■ WHAT YOU ARE ASKED TO DO: Copy the lines of the items below verbatim, starting at the first line and ending at the line that contains "thumbs-up-filter[interactable]: ✓ ☝", including both.

■ THE INPUT:
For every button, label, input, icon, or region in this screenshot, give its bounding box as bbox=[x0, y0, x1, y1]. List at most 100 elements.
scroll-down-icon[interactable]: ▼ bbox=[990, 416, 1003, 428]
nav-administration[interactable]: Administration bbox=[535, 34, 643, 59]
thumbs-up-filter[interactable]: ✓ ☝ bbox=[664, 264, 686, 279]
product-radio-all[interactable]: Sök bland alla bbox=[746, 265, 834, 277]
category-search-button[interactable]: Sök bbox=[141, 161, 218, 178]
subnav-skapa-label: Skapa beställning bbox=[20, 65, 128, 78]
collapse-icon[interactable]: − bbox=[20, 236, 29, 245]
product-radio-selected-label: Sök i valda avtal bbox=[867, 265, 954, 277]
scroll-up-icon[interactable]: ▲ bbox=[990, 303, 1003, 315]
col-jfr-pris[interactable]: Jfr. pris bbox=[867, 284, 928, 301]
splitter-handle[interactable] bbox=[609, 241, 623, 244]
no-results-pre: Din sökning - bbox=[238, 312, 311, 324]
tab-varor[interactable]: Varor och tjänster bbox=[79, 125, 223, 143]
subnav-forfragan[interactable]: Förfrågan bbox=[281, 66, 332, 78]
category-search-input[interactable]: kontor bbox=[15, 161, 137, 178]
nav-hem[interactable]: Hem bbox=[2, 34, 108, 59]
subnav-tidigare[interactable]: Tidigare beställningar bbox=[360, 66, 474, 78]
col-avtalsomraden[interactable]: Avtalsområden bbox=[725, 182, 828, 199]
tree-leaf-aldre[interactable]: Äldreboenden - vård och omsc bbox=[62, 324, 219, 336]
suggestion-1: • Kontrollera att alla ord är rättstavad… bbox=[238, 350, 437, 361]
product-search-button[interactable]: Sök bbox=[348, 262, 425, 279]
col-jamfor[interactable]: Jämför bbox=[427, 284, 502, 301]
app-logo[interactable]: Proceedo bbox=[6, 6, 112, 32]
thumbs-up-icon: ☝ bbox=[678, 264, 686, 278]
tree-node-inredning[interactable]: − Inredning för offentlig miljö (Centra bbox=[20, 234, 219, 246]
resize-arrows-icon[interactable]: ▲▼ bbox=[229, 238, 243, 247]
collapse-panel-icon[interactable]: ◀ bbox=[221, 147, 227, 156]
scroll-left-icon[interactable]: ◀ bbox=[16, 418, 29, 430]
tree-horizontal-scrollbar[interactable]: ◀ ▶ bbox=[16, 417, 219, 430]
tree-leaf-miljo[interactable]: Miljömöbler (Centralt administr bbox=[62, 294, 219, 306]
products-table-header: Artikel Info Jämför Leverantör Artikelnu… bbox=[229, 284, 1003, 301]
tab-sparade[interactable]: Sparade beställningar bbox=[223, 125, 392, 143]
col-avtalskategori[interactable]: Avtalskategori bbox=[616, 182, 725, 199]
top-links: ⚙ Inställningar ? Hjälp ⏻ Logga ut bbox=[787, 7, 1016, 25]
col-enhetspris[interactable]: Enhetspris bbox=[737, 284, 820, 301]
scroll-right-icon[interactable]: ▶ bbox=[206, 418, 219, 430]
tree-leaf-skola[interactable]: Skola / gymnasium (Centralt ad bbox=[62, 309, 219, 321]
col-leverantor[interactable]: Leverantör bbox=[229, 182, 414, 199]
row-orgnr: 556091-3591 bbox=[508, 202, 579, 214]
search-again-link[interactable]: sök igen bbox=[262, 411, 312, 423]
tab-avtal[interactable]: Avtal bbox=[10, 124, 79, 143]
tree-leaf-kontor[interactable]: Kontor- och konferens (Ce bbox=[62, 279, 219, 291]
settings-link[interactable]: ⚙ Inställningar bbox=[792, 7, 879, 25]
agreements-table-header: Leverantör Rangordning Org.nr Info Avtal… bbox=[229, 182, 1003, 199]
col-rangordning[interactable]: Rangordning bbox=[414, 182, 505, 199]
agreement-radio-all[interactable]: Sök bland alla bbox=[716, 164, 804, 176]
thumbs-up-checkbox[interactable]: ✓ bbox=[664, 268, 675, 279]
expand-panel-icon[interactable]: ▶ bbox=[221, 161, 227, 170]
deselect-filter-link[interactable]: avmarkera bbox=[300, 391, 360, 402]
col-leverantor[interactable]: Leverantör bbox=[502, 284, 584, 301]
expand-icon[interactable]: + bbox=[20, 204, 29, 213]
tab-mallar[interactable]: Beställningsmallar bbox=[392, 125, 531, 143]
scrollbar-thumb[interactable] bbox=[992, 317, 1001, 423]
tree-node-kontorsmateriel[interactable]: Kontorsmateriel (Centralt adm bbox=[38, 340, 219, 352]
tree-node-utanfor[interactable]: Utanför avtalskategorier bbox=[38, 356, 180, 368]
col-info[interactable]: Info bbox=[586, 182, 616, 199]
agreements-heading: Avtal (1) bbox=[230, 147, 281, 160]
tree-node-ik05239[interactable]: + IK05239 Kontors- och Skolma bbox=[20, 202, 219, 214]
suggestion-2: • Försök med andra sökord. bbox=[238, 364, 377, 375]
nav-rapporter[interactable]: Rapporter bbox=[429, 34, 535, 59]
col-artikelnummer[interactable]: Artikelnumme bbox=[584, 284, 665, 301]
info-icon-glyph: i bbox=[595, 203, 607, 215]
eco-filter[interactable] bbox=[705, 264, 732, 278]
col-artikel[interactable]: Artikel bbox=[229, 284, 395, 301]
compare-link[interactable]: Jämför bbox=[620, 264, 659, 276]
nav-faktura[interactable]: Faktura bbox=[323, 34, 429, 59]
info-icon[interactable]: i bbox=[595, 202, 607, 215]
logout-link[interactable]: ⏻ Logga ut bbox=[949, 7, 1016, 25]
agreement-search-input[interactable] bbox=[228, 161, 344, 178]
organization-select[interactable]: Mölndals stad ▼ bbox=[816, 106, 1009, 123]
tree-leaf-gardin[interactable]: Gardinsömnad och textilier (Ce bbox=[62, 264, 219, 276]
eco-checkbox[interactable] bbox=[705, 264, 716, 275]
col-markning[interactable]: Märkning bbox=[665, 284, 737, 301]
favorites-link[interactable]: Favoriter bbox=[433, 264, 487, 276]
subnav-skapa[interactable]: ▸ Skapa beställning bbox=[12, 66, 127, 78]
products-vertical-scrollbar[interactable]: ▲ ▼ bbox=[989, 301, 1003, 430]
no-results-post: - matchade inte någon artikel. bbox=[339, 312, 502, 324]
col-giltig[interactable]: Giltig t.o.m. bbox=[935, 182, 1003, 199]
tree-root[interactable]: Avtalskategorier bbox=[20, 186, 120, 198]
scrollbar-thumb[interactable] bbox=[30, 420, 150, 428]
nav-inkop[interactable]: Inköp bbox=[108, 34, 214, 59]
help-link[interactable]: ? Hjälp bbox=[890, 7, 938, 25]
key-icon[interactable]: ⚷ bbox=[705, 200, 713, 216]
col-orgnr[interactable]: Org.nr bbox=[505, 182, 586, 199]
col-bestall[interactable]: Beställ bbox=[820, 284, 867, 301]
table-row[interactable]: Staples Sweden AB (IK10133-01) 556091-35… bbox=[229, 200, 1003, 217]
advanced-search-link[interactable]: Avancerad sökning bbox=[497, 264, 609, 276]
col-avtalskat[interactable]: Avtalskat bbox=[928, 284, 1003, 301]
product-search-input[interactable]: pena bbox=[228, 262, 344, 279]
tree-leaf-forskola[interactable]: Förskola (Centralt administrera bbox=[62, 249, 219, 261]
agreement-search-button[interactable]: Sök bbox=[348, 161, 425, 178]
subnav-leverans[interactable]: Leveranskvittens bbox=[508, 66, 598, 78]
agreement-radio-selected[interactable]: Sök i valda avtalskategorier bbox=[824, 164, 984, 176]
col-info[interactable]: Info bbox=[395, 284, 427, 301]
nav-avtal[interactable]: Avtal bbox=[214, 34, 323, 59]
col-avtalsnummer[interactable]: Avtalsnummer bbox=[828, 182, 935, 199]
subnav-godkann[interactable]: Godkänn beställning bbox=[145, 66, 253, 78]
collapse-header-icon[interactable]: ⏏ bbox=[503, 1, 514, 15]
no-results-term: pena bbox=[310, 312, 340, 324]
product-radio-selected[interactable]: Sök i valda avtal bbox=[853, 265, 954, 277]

■ SOLVED PROBLEM:
For every button, label, input, icon, or region in this screenshot, give its bounding box as bbox=[x0, y0, x1, y1]. List at most 100 elements.
scroll-down-icon[interactable]: ▼ bbox=[990, 416, 1003, 428]
nav-administration[interactable]: Administration bbox=[535, 34, 643, 59]
thumbs-up-filter[interactable]: ✓ ☝ bbox=[664, 264, 686, 279]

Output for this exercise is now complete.